Entries from a dataset:

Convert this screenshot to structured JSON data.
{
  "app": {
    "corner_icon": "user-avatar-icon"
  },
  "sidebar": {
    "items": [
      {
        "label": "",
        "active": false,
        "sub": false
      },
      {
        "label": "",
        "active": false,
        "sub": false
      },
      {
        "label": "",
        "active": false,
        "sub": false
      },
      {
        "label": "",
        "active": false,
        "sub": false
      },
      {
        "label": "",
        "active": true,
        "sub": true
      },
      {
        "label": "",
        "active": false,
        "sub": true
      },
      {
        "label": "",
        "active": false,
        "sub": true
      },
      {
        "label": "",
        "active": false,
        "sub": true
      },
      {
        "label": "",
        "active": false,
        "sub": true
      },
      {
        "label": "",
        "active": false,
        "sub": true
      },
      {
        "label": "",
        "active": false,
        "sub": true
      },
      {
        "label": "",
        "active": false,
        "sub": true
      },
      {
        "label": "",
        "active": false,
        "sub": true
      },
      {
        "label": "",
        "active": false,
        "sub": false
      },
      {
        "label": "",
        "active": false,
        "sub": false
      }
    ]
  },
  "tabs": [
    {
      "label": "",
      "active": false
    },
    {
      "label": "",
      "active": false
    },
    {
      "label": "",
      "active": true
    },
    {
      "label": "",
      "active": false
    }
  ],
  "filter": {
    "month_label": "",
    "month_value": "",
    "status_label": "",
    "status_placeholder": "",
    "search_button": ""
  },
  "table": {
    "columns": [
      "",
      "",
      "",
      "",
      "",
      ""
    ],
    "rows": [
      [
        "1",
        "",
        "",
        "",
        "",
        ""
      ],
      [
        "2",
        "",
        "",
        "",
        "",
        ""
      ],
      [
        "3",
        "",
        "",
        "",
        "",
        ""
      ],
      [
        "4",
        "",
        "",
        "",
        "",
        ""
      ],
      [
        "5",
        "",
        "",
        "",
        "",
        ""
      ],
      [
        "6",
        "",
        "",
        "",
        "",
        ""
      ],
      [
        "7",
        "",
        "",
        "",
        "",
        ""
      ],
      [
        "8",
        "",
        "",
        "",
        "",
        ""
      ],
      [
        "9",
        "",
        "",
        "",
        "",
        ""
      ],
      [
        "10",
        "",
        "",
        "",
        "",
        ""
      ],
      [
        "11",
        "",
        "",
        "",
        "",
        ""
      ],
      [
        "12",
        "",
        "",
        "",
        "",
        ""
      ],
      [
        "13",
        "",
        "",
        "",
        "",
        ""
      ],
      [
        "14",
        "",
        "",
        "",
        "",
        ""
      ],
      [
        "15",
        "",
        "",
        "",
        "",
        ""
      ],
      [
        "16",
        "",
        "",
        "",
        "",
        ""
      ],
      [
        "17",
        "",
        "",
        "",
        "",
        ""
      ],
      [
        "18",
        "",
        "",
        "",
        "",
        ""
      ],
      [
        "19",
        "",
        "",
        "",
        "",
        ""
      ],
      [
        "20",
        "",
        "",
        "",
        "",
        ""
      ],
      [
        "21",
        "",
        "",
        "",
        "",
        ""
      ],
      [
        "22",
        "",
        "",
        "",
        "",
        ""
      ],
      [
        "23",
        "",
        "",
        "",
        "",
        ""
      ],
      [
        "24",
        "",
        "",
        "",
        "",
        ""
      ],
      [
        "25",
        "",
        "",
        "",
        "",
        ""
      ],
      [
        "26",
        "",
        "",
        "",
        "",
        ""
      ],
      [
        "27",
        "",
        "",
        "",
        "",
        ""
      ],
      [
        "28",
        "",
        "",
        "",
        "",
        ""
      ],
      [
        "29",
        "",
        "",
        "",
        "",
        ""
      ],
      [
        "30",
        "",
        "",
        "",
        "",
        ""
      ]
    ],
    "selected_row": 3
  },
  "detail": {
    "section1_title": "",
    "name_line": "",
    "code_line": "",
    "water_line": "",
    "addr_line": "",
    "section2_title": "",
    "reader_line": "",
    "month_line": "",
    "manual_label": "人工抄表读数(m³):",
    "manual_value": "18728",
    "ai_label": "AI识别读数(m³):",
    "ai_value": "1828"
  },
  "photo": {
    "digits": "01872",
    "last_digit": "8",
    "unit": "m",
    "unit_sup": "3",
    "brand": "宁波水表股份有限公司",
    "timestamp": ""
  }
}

- **Work to do**:
Every line above should be printed again exactly as it stands.

- **Task response**:
Convert this screenshot to structured JSON data.
{
  "app": {
    "corner_icon": "user-avatar-icon"
  },
  "sidebar": {
    "items": [
      {
        "label": "",
        "active": false,
        "sub": false
      },
      {
        "label": "",
        "active": false,
        "sub": false
      },
      {
        "label": "",
        "active": false,
        "sub": false
      },
      {
        "label": "",
        "active": false,
        "sub": false
      },
      {
        "label": "",
        "active": true,
        "sub": true
      },
      {
        "label": "",
        "active": false,
        "sub": true
      },
      {
        "label": "",
        "active": false,
        "sub": true
      },
      {
        "label": "",
        "active": false,
        "sub": true
      },
      {
        "label": "",
        "active": false,
        "sub": true
      },
      {
        "label": "",
        "active": false,
        "sub": true
      },
      {
        "label": "",
        "active": false,
        "sub": true
      },
      {
        "label": "",
        "active": false,
        "sub": true
      },
      {
        "label": "",
        "active": false,
        "sub": true
      },
      {
        "label": "",
        "active": false,
        "sub": false
      },
      {
        "label": "",
        "active": false,
        "sub": false
      }
    ]
  },
  "tabs": [
    {
      "label": "",
      "active": false
    },
    {
      "label": "",
      "active": false
    },
    {
      "label": "",
      "active": true
    },
    {
      "label": "",
      "active": false
    }
  ],
  "filter": {
    "month_label": "",
    "month_value": "",
    "status_label": "",
    "status_placeholder": "",
    "search_button": ""
  },
  "table": {
    "columns": [
      "",
      "",
      "",
      "",
      "",
      ""
    ],
    "rows": [
      [
        "1",
        "",
        "",
        "",
        "",
        ""
      ],
      [
        "2",
        "",
        "",
        "",
        "",
        ""
      ],
      [
        "3",
        "",
        "",
        "",
        "",
        ""
      ],
      [
        "4",
        "",
        "",
        "",
        "",
        ""
      ],
      [
        "5",
        "",
        "",
        "",
        "",
        ""
      ],
      [
        "6",
        "",
        "",
        "",
        "",
        ""
      ],
      [
        "7",
        "",
        "",
        "",
        "",
        ""
      ],
      [
        "8",
        "",
        "",
        "",
        "",
        ""
      ],
      [
        "9",
        "",
        "",
        "",
        "",
        ""
      ],
      [
        "10",
        "",
        "",
        "",
        "",
        ""
      ],
      [
        "11",
        "",
        "",
        "",
        "",
        ""
      ],
      [
        "12",
        "",
        "",
        "",
        "",
        ""
      ],
      [
        "13",
        "",
        "",
        "",
        "",
        ""
      ],
      [
        "14",
        "",
        "",
        "",
        "",
        ""
      ],
      [
        "15",
        "",
        "",
        "",
        "",
        ""
      ],
      [
        "16",
        "",
        "",
        "",
        "",
        ""
      ],
      [
        "17",
        "",
        "",
        "",
        "",
        ""
      ],
      [
        "18",
        "",
        "",
        "",
        "",
        ""
      ],
      [
        "19",
        "",
        "",
        "",
        "",
        ""
      ],
      [
        "20",
        "",
        "",
        "",
        "",
        ""
      ],
      [
        "21",
        "",
        "",
        "",
        "",
        ""
      ],
      [
        "22",
        "",
        "",
        "",
        "",
        ""
      ],
      [
        "23",
        "",
        "",
        "",
        "",
        ""
      ],
      [
        "24",
        "",
        "",
        "",
        "",
        ""
      ],
      [
        "25",
        "",
        "",
        "",
        "",
        ""
      ],
      [
        "26",
        "",
        "",
        "",
        "",
        ""
      ],
      [
        "27",
        "",
        "",
        "",
        "",
        ""
      ],
      [
        "28",
        "",
        "",
        "",
        "",
        ""
      ],
      [
        "29",
        "",
        "",
        "",
        "",
        ""
      ],
      [
        "30",
        "",
        "",
        "",
        "",
        ""
      ]
    ],
    "selected_row": 3
  },
  "detail": {
    "section1_title": "",
    "name_line": "",
    "code_line": "",
    "water_line": "",
    "addr_line": "",
    "section2_title": "",
    "reader_line": "",
    "month_line": "",
    "manual_label": "人工抄表读数(m³):",
    "manual_value": "18728",
    "ai_label": "AI识别读数(m³):",
    "ai_value": "1828"
  },
  "photo": {
    "digits": "01872",
    "last_digit": "8",
    "unit": "m",
    "unit_sup": "3",
    "brand": "宁波水表股份有限公司",
    "timestamp": ""
  }
}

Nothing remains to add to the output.